* _Given instruction_:
Select the lines that contain "मदरस" and copy each of them.

* _Stored records_:
= = = = =
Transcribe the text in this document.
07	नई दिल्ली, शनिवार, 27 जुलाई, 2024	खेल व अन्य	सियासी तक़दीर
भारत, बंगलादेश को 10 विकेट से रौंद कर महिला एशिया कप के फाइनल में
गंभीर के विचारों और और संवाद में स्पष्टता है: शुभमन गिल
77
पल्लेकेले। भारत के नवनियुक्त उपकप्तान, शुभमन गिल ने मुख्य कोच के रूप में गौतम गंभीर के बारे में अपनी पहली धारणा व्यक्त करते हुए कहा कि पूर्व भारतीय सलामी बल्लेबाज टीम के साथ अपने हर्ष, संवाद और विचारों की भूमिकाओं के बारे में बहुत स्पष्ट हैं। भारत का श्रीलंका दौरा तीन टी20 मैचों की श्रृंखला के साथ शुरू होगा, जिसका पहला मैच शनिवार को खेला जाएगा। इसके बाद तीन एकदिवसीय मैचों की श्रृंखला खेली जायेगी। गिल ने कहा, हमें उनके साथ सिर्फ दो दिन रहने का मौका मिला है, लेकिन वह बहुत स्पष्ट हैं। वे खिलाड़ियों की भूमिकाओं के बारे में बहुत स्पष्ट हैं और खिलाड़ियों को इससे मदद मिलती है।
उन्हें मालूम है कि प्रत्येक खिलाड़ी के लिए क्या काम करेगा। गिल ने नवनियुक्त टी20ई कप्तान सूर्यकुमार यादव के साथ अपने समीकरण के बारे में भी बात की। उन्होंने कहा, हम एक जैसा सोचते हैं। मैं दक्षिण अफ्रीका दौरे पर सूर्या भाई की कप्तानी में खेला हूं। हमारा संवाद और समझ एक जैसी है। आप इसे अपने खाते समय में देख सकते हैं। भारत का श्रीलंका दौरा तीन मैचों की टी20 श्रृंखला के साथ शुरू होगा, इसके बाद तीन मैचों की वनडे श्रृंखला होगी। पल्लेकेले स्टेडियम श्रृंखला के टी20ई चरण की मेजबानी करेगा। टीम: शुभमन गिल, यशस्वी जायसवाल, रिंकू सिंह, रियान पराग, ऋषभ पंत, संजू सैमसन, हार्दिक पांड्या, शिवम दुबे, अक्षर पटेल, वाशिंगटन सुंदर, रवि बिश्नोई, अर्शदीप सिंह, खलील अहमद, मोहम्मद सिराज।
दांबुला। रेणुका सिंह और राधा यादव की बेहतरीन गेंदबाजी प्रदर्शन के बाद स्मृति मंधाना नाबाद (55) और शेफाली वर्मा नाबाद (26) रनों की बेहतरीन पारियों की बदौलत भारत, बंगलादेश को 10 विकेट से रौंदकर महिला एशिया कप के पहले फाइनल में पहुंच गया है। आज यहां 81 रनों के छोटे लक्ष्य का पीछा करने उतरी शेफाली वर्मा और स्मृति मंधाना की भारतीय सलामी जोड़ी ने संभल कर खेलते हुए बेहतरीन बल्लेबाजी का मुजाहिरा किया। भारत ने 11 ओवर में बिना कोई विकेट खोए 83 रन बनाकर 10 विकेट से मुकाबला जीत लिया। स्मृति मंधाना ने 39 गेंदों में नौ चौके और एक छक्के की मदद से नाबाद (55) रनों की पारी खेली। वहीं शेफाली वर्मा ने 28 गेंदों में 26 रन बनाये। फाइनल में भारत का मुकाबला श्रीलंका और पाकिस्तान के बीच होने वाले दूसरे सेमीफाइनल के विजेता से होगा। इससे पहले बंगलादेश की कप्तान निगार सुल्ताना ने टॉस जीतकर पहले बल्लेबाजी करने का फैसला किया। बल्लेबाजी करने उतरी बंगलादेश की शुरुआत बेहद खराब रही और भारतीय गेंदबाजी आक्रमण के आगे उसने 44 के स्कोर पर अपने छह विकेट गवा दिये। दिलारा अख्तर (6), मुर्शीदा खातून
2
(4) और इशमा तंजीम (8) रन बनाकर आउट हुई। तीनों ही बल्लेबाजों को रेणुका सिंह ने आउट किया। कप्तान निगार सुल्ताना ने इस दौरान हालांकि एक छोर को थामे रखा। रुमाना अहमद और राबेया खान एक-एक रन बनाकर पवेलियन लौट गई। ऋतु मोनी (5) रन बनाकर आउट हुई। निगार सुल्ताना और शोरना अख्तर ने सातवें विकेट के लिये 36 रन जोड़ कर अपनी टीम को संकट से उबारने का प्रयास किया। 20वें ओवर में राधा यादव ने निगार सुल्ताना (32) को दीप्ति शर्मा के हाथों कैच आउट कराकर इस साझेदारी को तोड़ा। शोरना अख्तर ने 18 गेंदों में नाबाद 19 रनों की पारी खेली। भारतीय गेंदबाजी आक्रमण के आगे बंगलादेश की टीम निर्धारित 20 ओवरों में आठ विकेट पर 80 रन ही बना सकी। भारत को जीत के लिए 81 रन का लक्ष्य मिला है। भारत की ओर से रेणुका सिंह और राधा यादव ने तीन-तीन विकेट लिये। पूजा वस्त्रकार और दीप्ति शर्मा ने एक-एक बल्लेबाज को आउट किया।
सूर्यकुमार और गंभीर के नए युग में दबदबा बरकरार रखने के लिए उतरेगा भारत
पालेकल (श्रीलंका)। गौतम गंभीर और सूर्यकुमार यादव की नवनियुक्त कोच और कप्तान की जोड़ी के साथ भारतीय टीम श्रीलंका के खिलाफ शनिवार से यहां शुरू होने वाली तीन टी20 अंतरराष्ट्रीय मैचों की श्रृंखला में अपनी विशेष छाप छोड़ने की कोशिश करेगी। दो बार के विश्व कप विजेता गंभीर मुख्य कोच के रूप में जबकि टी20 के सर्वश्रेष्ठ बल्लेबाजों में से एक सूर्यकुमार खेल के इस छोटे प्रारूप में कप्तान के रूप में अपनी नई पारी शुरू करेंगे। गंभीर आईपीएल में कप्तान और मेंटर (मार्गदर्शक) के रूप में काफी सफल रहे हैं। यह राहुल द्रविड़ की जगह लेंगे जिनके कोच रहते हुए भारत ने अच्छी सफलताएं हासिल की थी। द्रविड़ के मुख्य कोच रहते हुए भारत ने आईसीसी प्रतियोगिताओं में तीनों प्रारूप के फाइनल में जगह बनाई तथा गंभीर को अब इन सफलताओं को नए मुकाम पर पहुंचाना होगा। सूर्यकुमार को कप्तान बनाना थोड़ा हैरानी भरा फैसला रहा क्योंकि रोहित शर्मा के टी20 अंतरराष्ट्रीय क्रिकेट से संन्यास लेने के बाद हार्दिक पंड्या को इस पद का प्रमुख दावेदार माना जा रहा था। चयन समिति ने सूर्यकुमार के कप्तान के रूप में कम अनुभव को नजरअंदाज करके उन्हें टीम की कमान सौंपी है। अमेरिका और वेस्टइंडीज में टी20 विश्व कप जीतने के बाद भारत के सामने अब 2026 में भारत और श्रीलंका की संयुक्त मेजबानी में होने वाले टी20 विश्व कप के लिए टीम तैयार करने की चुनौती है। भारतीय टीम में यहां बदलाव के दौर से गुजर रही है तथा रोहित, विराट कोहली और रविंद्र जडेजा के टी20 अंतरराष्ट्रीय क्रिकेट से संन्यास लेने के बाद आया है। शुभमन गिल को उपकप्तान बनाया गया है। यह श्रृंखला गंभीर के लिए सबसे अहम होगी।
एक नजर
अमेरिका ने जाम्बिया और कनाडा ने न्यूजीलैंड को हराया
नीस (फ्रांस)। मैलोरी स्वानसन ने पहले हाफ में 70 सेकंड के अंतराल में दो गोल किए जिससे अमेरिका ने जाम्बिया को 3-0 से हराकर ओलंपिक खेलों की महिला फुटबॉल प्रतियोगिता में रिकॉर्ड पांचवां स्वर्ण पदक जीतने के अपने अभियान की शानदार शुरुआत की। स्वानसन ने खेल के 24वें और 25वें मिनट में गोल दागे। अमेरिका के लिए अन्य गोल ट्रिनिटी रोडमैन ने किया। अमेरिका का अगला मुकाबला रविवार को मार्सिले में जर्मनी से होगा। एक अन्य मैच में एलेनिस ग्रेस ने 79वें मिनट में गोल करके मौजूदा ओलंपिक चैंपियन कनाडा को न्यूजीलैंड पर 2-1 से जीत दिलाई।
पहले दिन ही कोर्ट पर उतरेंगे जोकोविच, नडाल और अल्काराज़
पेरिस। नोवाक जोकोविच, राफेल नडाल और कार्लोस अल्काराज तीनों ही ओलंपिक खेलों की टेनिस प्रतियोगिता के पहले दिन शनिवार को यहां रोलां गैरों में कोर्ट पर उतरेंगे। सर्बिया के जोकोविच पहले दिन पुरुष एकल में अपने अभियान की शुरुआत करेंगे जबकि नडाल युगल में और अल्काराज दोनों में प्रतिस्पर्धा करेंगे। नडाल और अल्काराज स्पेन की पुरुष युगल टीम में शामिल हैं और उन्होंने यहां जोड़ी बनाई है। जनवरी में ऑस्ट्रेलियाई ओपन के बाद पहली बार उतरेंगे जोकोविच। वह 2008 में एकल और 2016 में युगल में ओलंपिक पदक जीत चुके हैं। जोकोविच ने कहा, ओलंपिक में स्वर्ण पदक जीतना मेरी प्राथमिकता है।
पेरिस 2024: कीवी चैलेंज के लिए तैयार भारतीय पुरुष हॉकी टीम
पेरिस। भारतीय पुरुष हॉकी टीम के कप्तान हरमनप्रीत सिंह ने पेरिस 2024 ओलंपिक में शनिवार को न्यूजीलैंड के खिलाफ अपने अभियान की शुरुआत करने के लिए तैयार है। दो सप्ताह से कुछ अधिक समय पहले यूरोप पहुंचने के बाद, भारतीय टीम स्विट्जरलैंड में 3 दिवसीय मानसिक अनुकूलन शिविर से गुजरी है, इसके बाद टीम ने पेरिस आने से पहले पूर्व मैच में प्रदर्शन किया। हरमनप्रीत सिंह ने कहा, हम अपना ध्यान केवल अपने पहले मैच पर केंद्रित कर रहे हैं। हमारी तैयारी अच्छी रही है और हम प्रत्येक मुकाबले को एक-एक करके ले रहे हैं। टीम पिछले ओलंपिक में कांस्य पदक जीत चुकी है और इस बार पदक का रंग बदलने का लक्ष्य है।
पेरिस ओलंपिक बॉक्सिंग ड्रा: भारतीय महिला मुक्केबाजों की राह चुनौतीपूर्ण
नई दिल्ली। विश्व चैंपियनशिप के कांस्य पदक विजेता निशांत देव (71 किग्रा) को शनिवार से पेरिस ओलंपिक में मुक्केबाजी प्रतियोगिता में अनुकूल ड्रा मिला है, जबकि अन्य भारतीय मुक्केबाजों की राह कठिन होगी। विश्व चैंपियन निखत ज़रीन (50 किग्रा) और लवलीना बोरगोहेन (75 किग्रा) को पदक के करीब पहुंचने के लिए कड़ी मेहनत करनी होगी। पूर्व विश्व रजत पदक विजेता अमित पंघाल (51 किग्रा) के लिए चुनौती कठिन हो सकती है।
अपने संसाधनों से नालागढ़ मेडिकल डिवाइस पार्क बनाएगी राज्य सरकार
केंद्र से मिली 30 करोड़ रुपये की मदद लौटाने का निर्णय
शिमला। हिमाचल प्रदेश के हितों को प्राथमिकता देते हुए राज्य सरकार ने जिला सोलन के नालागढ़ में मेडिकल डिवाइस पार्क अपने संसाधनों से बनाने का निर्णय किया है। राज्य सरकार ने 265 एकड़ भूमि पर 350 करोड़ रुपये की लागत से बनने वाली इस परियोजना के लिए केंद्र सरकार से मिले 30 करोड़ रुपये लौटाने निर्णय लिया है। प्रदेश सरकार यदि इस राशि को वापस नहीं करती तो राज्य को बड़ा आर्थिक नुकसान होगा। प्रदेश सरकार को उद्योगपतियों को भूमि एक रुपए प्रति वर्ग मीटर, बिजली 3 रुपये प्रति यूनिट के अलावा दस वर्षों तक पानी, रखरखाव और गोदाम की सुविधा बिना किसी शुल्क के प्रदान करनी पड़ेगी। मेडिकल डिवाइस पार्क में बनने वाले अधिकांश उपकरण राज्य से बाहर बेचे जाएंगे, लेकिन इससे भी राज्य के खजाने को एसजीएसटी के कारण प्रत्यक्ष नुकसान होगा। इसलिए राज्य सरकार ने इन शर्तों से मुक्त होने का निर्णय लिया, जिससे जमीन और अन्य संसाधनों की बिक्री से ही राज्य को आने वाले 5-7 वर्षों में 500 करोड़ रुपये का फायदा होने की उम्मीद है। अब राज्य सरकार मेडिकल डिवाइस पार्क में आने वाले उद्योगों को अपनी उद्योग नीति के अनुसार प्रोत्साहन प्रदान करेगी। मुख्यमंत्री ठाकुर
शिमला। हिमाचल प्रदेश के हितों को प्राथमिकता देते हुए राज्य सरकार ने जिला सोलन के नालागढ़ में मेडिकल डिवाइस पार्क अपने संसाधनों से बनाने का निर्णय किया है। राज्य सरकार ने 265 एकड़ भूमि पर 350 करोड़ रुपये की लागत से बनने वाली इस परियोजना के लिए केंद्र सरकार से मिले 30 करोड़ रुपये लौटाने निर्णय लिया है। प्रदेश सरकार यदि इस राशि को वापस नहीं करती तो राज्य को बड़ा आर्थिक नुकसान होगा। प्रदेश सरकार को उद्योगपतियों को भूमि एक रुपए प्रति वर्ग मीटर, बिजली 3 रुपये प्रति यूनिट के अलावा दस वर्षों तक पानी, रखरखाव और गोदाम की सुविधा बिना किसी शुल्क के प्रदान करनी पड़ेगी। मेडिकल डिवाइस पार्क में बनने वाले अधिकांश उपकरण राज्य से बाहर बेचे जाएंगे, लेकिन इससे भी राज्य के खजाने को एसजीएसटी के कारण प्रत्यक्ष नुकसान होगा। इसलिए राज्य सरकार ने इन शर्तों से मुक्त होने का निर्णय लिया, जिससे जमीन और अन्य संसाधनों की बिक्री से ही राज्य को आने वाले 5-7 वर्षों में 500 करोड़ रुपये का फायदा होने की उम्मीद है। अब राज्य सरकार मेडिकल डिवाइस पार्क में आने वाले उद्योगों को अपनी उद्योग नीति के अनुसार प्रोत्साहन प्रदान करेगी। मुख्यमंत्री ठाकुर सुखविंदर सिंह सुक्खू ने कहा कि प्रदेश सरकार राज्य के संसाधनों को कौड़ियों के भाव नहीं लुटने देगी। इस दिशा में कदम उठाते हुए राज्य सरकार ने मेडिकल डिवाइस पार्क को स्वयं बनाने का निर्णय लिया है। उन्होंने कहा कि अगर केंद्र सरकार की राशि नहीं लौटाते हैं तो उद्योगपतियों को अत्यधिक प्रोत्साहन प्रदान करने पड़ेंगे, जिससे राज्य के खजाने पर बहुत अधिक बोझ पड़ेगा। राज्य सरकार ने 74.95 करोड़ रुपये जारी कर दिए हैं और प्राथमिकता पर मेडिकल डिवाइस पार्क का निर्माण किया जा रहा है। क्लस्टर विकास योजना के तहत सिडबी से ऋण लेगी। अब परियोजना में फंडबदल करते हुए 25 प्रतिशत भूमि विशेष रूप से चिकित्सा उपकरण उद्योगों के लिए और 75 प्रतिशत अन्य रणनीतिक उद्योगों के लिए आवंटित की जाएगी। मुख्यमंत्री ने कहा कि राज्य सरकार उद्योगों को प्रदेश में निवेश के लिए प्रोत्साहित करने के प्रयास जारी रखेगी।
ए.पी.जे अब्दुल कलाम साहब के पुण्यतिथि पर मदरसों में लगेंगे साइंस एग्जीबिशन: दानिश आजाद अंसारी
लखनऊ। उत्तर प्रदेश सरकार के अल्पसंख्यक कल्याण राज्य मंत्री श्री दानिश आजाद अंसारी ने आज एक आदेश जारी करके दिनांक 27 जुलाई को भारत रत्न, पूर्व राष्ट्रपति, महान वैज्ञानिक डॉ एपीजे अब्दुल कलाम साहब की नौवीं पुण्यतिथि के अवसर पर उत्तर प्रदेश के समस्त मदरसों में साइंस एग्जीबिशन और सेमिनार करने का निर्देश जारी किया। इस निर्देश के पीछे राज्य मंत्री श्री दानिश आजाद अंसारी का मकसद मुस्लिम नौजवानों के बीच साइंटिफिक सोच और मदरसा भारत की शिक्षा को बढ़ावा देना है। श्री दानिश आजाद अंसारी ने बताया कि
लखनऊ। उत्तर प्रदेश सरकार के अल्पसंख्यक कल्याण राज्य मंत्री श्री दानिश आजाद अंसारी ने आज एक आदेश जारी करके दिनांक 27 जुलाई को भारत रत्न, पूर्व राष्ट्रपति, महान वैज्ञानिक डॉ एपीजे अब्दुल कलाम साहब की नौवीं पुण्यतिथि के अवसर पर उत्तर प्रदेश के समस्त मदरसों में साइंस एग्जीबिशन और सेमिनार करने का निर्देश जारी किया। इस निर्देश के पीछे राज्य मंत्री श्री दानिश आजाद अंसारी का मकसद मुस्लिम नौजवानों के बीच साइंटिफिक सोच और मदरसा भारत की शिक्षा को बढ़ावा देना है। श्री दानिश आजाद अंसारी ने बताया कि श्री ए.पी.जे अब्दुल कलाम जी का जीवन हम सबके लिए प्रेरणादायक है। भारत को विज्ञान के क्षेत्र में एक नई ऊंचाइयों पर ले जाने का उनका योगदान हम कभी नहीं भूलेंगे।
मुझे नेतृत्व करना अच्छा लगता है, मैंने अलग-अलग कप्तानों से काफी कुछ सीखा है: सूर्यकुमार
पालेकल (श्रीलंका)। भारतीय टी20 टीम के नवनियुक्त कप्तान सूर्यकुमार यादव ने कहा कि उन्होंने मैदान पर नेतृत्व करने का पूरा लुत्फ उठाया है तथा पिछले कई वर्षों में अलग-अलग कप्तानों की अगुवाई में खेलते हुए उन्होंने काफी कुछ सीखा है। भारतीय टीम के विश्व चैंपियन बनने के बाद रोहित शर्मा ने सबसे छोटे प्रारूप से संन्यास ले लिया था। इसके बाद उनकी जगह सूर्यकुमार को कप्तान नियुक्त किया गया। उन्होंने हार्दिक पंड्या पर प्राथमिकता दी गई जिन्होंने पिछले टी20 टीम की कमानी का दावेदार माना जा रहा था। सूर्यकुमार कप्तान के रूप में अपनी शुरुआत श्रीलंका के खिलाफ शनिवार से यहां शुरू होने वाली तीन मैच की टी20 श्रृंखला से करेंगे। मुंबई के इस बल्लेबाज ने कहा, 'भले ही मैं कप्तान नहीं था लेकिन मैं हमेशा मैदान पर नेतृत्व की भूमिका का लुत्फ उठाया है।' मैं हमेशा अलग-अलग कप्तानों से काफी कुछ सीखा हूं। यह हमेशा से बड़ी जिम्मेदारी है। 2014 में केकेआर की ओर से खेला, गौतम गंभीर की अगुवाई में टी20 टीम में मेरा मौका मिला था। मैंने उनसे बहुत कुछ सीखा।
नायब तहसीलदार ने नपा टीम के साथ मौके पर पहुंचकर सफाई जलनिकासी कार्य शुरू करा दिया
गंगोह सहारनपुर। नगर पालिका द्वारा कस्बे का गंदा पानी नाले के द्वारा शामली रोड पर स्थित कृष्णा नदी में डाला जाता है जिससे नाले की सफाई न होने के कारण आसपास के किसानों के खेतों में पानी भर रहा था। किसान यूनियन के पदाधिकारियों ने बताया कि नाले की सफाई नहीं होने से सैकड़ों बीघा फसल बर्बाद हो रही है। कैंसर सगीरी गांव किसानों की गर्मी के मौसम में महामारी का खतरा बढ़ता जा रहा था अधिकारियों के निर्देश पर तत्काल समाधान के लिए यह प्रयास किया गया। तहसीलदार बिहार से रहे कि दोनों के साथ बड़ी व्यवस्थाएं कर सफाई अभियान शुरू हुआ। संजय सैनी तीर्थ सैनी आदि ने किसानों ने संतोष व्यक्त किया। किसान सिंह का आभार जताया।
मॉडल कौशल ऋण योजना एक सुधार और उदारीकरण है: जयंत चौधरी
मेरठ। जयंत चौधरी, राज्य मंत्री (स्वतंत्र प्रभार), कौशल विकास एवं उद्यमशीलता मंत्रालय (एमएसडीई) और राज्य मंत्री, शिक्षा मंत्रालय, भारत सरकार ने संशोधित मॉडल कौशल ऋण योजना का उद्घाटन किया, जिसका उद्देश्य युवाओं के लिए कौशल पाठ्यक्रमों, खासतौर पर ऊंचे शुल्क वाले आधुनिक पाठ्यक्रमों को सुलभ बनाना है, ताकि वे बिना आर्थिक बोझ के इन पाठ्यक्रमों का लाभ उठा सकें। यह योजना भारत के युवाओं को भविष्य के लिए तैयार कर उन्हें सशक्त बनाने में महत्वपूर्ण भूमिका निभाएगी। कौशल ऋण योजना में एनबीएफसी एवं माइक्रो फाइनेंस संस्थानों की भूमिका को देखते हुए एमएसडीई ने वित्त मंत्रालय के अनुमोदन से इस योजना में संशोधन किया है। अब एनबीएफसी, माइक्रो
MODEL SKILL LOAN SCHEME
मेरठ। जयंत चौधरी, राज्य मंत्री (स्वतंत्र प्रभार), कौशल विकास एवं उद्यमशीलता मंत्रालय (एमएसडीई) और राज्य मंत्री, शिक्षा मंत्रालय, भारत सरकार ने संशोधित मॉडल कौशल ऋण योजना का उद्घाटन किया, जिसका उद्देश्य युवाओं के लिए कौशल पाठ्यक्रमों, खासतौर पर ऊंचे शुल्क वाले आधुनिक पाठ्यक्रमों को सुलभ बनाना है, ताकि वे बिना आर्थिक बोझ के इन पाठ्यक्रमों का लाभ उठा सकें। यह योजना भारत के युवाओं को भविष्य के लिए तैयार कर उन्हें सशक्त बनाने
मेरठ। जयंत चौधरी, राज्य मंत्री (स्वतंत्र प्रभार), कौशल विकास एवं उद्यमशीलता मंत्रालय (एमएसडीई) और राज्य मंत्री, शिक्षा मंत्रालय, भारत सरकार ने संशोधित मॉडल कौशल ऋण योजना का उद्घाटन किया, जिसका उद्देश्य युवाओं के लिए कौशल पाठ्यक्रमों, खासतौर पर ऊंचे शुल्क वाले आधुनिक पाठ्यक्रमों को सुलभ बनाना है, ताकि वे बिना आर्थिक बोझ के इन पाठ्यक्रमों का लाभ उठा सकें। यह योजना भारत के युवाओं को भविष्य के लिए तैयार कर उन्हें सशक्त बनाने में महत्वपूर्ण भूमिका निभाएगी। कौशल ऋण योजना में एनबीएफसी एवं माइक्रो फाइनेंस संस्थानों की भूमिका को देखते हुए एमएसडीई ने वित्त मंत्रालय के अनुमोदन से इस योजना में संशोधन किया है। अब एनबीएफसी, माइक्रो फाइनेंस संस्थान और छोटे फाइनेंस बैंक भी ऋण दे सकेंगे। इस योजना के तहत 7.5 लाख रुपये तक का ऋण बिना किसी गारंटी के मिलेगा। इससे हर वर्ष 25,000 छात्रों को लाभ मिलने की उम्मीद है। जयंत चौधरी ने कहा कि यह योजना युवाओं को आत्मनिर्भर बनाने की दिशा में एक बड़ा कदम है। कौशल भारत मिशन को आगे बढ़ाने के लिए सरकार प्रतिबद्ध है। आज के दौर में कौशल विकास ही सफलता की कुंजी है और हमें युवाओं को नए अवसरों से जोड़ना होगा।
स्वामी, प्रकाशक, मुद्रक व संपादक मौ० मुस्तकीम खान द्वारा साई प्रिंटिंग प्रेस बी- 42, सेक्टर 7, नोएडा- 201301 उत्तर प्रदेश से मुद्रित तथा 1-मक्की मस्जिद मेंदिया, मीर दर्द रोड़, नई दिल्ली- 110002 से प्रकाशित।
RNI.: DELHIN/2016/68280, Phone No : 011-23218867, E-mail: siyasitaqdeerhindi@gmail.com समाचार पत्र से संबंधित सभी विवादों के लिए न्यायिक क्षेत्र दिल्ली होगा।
= = = = =
* _Expected answer_:
ए.पी.जे अब्दुल कलाम साहब के पुण्यतिथि पर मदरसों में लगेंगे साइंस एग्जीबिशन: दानिश आजाद अंसारी
लखनऊ। उत्तर प्रदेश सरकार के अल्पसंख्यक कल्याण राज्य मंत्री श्री दानिश आजाद अंसारी ने आज एक आदेश जारी करके दिनांक 27 जुलाई को भारत रत्न, पूर्व राष्ट्रपति, महान वैज्ञानिक डॉ एपीजे अब्दुल कलाम साहब की नौवीं पुण्यतिथि के अवसर पर उत्तर प्रदेश के समस्त मदरसों में साइंस एग्जीबिशन और सेमिनार करने का निर्देश जारी किया। इस निर्देश के पीछे राज्य मंत्री श्री दानिश आजाद अंसारी का मकसद मुस्लिम नौजवानों के बीच साइंटिफिक सोच और मदरसा भारत की शिक्षा को बढ़ावा देना है। श्री दानिश आजाद अंसारी ने बताया कि
लखनऊ। उत्तर प्रदेश सरकार के अल्पसंख्यक कल्याण राज्य मंत्री श्री दानिश आजाद अंसारी ने आज एक आदेश जारी करके दिनांक 27 जुलाई को भारत रत्न, पूर्व राष्ट्रपति, महान वैज्ञानिक डॉ एपीजे अब्दुल कलाम साहब की नौवीं पुण्यतिथि के अवसर पर उत्तर प्रदेश के समस्त मदरसों में साइंस एग्जीबिशन और सेमिनार करने का निर्देश जारी किया। इस निर्देश के पीछे राज्य मंत्री श्री दानिश आजाद अंसारी का मकसद मुस्लिम नौजवानों के बीच साइंटिफिक सोच और मदरसा भारत की शिक्षा को बढ़ावा देना है। श्री दानिश आजाद अंसारी ने बताया कि श्री ए.पी.जे अब्दुल कलाम जी का जीवन हम सबके लिए प्रेरणादायक है। भारत को विज्ञान के क्षेत्र में एक नई ऊंचाइयों पर ले जाने का उनका योगदान हम कभी नहीं भूलेंगे।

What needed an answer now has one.